- [What you will do] Note each line of the listing that contains the string "GeForce", and copy it.

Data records
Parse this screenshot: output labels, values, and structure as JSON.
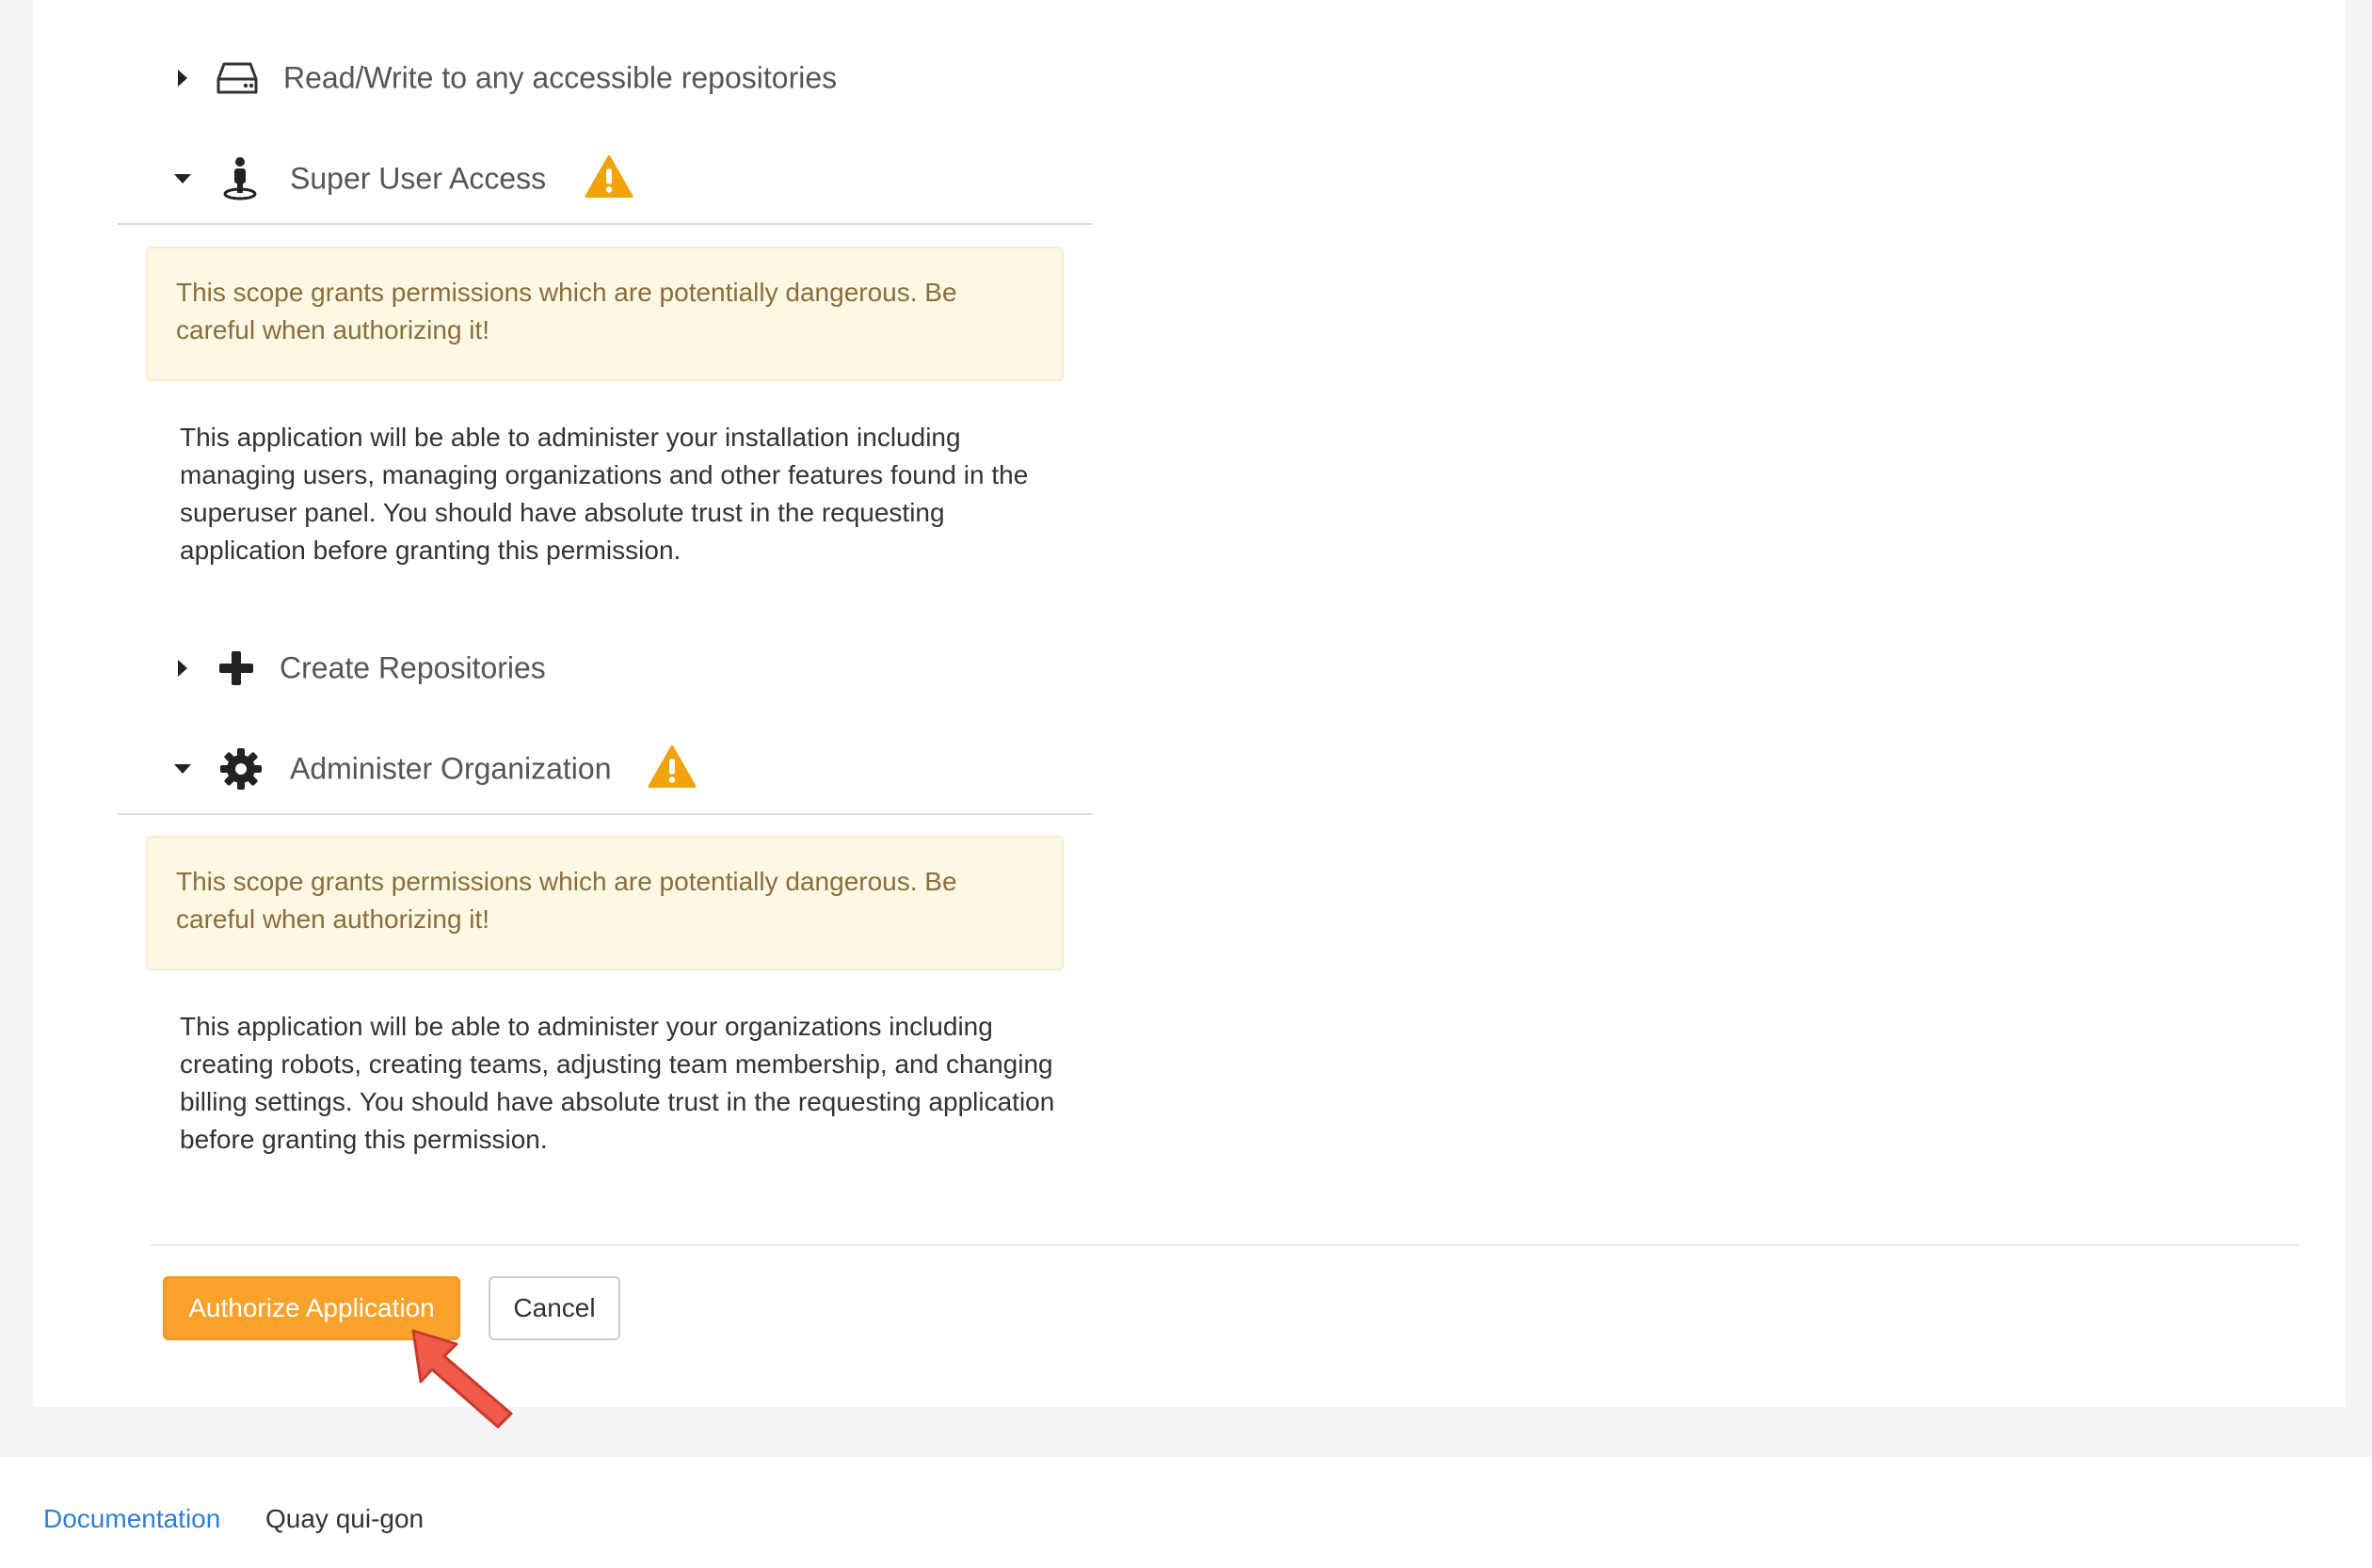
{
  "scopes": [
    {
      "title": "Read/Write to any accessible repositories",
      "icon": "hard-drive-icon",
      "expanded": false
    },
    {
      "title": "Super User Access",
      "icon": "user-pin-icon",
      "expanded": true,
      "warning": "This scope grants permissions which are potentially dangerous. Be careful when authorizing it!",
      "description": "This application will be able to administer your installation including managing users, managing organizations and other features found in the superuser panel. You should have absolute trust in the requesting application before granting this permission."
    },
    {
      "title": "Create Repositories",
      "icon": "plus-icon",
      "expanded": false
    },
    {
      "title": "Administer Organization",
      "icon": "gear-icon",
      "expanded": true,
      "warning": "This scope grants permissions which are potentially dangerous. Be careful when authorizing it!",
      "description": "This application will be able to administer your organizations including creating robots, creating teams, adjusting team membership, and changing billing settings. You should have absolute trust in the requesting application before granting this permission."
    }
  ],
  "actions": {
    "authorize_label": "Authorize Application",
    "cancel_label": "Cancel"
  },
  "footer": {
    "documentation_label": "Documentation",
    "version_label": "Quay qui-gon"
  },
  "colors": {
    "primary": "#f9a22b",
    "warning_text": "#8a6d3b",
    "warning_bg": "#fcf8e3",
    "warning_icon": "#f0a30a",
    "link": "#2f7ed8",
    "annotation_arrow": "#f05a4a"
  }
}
--
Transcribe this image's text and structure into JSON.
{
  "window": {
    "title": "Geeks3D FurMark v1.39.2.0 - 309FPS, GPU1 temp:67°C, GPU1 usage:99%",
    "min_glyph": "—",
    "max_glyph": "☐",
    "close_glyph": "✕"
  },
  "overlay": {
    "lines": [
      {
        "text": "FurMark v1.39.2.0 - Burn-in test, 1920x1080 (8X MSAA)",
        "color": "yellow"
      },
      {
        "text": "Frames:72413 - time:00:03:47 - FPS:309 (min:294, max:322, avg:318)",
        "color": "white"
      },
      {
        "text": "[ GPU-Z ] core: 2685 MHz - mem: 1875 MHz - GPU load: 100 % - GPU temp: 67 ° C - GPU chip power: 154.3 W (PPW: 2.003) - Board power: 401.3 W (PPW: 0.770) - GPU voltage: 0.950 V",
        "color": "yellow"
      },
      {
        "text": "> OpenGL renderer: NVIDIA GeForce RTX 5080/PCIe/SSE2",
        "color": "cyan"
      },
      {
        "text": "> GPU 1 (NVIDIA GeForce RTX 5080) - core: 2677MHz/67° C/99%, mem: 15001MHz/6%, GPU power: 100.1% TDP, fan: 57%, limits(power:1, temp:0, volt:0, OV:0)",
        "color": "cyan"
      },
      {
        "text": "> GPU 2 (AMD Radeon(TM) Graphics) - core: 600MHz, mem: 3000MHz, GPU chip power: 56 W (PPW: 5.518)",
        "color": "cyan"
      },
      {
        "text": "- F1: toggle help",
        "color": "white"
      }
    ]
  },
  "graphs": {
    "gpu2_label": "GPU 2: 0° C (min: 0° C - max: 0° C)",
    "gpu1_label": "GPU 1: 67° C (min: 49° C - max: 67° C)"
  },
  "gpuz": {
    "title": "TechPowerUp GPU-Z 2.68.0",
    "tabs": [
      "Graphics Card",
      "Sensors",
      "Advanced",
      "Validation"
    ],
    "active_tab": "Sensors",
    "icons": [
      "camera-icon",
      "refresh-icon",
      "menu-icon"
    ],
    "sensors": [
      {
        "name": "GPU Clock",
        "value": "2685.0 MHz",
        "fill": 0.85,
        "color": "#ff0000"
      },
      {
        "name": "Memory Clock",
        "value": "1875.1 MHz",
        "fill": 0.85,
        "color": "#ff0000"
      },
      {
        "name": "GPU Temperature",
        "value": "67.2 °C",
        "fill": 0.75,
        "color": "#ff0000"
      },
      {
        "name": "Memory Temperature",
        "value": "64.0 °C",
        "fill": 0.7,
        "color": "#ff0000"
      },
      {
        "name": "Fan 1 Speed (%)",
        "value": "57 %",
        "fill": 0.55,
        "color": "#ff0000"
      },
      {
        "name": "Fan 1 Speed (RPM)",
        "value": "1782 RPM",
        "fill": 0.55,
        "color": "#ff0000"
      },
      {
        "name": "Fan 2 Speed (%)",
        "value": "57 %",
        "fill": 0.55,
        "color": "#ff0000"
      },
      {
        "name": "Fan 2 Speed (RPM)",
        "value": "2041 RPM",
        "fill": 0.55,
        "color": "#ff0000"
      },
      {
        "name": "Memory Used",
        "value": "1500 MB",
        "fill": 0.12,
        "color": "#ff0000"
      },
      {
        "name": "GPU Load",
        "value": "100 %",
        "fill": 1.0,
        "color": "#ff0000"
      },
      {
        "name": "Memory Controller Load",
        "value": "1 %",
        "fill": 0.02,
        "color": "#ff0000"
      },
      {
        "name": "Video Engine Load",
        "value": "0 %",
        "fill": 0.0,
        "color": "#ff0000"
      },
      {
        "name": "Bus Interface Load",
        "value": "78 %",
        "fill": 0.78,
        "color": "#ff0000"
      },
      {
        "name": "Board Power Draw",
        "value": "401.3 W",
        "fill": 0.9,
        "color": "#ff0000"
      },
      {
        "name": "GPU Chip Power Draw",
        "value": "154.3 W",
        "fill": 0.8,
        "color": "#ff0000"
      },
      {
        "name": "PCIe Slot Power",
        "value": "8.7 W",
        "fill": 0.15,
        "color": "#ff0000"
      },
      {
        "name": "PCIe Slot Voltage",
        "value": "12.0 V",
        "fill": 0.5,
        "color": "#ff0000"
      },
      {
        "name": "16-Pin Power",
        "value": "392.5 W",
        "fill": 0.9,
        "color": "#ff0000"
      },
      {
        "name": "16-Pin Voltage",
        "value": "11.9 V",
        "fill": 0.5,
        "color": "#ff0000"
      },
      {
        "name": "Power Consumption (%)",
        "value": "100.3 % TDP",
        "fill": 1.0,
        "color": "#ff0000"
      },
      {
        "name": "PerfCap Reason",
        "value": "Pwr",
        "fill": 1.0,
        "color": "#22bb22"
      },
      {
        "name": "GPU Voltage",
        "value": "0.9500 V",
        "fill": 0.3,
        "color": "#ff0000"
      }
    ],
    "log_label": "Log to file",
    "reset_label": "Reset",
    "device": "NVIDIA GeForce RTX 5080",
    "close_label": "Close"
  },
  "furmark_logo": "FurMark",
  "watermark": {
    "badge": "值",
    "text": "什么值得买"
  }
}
* * *
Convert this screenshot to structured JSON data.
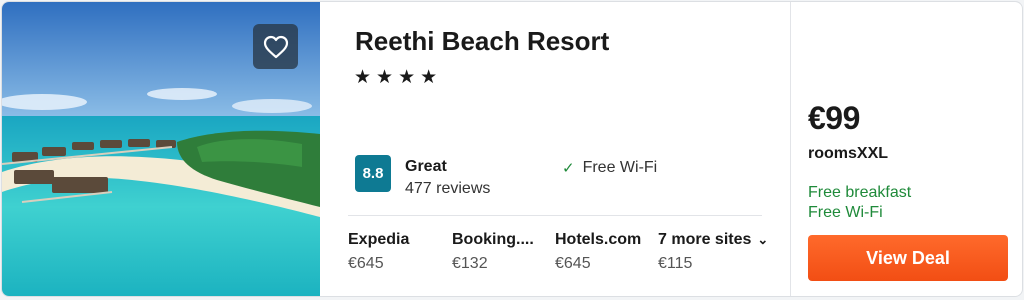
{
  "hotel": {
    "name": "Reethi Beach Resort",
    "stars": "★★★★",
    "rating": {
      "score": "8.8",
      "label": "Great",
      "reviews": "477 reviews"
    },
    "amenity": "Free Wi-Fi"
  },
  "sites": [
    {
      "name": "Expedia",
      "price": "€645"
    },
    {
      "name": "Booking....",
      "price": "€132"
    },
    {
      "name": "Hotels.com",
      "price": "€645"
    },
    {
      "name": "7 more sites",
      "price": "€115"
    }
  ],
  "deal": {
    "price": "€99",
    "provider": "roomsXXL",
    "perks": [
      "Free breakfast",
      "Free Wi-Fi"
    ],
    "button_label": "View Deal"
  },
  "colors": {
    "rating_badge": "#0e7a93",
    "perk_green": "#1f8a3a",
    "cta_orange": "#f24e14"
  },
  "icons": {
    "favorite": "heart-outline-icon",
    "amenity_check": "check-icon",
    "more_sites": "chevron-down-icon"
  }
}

- [Reply]
        "text": "> OpenGL renderer: NVIDIA GeForce RTX 5080/PCIe/SSE2",
        "text": "> GPU 1 (NVIDIA GeForce RTX 5080) - core: 2677MHz/67° C/99%, mem: 15001MHz/6%, GPU power: 100.1% TDP, fan: 57%, limits(power:1, temp:0, volt:0, OV:0)",
    "device": "NVIDIA GeForce RTX 5080",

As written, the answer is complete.